• [What you are asked to do] Copy out all lines carrying the word "productor".

·····

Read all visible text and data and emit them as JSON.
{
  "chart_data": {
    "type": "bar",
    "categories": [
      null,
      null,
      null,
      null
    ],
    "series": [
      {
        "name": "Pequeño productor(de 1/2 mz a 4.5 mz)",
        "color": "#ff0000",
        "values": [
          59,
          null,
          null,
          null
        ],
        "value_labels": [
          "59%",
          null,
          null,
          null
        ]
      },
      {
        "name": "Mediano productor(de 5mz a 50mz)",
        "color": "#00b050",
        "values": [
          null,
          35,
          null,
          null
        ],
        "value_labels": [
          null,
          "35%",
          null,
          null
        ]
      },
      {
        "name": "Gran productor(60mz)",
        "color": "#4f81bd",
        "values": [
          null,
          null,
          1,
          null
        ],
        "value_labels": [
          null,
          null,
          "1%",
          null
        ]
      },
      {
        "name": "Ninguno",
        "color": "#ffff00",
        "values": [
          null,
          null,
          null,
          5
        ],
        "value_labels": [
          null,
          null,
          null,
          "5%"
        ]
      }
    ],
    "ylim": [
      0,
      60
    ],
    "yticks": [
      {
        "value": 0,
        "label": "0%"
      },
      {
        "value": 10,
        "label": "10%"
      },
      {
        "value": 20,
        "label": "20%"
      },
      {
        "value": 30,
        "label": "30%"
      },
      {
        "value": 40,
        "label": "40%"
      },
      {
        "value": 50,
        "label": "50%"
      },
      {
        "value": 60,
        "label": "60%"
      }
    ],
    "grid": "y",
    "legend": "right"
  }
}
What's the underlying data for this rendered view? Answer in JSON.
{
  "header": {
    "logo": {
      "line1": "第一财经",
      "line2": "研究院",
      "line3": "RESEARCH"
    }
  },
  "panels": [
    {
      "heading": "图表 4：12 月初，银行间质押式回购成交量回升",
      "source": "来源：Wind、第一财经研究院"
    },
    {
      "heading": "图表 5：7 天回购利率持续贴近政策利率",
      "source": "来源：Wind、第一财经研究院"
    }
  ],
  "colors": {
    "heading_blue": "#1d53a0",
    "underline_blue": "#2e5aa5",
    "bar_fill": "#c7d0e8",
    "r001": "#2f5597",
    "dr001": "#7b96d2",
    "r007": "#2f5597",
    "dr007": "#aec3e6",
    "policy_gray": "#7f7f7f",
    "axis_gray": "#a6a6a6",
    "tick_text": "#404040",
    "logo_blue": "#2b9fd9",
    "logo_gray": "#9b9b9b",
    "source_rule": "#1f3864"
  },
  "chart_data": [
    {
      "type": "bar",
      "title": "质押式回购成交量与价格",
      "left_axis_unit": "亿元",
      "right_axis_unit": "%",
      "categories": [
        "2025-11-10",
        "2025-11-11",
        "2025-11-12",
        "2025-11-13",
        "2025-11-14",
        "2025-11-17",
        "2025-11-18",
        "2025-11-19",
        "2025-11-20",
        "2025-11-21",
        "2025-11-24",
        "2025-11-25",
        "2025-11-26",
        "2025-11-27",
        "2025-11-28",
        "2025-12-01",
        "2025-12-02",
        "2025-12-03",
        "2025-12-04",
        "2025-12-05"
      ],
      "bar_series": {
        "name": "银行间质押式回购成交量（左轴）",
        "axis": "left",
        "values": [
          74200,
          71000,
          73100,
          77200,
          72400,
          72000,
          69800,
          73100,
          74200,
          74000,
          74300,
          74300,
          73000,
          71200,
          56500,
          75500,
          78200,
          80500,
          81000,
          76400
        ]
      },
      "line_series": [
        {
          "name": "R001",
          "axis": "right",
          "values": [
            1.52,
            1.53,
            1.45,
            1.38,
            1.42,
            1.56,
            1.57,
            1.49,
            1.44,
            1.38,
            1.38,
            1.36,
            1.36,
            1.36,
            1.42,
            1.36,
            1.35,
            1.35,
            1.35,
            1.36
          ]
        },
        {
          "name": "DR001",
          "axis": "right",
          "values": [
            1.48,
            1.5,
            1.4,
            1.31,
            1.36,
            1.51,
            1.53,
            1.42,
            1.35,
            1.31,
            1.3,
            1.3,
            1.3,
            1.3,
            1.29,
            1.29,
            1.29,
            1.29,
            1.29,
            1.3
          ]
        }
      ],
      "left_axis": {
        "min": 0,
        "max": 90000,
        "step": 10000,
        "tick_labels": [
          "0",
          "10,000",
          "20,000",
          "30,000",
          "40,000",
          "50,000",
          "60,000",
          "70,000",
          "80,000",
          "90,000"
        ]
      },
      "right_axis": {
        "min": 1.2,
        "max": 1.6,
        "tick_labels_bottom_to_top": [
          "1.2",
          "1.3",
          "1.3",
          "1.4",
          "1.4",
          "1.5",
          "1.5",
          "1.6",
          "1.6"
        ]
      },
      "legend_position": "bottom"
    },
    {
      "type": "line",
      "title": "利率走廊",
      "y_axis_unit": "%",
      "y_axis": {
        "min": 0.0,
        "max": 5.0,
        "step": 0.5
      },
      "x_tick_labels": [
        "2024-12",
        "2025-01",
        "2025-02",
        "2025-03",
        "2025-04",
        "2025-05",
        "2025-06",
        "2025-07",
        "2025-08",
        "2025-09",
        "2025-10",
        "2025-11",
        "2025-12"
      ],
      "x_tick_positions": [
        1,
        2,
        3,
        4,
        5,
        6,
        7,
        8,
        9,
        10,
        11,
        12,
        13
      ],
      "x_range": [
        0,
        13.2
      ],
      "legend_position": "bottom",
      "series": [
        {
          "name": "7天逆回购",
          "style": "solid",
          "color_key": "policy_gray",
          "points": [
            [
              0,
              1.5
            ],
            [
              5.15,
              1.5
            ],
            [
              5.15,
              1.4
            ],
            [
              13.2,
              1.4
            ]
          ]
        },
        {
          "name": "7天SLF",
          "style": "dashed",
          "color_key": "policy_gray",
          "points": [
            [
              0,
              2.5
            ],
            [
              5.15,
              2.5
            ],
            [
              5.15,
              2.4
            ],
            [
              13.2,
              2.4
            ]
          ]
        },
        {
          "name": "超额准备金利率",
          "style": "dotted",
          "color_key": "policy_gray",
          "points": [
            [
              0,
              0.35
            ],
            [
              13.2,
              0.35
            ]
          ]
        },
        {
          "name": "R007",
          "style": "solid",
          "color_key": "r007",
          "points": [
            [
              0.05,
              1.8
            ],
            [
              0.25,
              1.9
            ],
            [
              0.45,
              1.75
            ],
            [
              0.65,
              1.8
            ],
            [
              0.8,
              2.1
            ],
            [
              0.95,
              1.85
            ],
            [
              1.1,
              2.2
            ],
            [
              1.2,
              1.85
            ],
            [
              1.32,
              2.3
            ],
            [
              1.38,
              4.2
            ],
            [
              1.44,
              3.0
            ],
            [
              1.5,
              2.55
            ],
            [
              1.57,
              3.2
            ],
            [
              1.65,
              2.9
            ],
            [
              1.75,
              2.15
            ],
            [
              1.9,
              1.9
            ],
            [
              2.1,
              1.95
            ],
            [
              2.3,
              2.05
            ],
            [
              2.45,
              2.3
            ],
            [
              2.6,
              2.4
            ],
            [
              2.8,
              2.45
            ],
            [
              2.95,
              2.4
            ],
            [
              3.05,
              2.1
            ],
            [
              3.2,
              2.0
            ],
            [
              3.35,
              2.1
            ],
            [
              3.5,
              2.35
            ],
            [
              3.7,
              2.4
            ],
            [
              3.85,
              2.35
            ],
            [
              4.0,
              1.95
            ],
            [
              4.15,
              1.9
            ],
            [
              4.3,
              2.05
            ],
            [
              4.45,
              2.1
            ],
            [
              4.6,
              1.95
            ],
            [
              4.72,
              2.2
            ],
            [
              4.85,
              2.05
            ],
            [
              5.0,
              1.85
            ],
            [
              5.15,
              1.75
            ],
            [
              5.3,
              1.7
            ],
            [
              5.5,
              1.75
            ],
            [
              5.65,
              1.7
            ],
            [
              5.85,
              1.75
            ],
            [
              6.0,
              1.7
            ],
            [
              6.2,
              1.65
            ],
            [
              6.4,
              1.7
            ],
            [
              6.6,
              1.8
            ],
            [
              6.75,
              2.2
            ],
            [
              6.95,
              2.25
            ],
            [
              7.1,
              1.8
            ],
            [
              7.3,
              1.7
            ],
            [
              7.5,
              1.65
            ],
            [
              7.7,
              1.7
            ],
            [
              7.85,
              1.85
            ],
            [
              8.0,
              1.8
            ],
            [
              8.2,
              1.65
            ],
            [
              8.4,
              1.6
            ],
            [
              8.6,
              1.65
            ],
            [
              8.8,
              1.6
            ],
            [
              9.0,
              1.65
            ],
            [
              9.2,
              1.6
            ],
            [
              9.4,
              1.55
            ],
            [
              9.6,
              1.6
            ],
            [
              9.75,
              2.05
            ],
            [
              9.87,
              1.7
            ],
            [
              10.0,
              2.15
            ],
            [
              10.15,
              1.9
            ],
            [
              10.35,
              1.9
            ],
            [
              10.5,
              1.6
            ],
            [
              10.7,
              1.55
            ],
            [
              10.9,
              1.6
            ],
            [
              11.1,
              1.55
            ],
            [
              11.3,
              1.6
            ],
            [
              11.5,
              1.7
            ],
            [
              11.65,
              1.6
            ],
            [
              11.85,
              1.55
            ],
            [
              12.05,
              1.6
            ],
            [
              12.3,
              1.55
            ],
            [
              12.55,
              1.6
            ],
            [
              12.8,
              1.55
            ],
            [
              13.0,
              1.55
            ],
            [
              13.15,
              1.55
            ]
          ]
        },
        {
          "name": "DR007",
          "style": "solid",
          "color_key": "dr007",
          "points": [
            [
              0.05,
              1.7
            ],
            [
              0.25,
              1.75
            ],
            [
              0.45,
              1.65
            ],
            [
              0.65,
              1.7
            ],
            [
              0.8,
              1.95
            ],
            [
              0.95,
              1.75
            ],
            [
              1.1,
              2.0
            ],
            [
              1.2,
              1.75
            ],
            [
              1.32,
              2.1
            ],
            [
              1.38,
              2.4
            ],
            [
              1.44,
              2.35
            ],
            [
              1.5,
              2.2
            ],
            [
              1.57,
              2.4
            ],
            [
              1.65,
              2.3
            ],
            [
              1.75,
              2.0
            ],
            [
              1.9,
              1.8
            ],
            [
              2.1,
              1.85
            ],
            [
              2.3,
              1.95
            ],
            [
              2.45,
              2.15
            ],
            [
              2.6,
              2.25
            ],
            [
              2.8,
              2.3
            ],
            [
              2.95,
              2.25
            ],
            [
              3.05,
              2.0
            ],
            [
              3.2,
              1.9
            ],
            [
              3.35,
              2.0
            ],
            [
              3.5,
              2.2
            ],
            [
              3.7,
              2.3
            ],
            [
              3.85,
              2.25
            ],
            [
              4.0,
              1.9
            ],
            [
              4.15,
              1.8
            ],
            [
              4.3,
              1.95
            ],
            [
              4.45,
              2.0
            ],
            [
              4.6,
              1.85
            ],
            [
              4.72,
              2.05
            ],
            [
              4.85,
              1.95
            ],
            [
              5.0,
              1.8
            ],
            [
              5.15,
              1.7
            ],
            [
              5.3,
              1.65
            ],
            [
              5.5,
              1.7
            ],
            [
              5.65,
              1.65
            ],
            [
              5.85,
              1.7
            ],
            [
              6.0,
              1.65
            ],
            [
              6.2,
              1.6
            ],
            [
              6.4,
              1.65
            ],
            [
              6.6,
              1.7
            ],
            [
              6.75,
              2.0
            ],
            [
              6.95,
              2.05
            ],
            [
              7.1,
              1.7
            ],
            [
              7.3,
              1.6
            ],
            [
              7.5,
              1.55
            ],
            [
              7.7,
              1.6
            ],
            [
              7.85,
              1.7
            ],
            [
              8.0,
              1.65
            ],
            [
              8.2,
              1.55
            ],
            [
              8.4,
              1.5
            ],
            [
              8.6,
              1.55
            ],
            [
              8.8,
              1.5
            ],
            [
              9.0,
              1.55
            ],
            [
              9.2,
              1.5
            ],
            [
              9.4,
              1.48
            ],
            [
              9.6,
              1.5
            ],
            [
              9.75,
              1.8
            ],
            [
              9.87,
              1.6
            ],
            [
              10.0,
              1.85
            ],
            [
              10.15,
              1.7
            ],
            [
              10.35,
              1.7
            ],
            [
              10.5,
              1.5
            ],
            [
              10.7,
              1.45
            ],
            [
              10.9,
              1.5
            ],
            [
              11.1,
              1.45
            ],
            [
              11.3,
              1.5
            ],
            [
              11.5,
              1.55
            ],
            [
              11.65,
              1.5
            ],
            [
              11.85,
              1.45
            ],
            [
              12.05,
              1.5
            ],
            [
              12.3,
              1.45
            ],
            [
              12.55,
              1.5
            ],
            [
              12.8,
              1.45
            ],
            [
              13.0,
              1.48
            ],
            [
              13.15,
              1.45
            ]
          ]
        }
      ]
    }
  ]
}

·····

• [Task solution]
        "name": "Pequeño productor(de 1/2 mz a 4.5 mz)",
        "name": "Mediano productor(de 5mz a 50mz)",
        "name": "Gran productor(60mz)",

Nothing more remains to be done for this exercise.